Aim — Give only the count of lines containing "without".

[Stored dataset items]
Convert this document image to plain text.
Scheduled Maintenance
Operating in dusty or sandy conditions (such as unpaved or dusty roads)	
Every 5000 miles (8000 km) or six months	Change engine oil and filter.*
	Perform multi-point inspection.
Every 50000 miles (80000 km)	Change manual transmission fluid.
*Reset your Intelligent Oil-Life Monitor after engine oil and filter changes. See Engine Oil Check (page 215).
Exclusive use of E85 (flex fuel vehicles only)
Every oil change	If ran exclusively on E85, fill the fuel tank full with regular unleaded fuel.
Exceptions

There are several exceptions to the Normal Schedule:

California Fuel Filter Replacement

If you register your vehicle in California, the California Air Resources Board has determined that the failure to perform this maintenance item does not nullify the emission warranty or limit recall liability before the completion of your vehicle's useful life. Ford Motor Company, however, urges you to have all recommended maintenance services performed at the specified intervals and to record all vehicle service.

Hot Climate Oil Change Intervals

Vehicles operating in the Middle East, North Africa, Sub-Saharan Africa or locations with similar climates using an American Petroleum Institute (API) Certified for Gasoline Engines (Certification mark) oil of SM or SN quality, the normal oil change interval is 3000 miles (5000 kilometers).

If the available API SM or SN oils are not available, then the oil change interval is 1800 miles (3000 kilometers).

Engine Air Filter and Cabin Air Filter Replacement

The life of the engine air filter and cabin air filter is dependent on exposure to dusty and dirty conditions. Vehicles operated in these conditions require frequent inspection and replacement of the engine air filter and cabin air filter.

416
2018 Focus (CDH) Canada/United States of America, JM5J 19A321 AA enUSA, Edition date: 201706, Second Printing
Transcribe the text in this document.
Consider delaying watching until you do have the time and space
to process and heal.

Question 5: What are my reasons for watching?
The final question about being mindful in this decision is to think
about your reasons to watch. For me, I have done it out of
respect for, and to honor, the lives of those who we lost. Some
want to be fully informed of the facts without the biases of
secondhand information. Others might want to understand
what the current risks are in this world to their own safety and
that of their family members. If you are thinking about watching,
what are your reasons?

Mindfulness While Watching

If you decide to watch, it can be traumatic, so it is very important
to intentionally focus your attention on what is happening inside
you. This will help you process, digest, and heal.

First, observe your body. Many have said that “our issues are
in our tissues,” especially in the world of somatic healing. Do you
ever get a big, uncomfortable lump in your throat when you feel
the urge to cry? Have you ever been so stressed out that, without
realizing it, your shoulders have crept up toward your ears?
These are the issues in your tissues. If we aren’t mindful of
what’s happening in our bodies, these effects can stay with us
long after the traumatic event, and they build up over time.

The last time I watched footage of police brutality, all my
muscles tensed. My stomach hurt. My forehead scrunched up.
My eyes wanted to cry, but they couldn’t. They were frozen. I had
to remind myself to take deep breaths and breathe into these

Final result — 2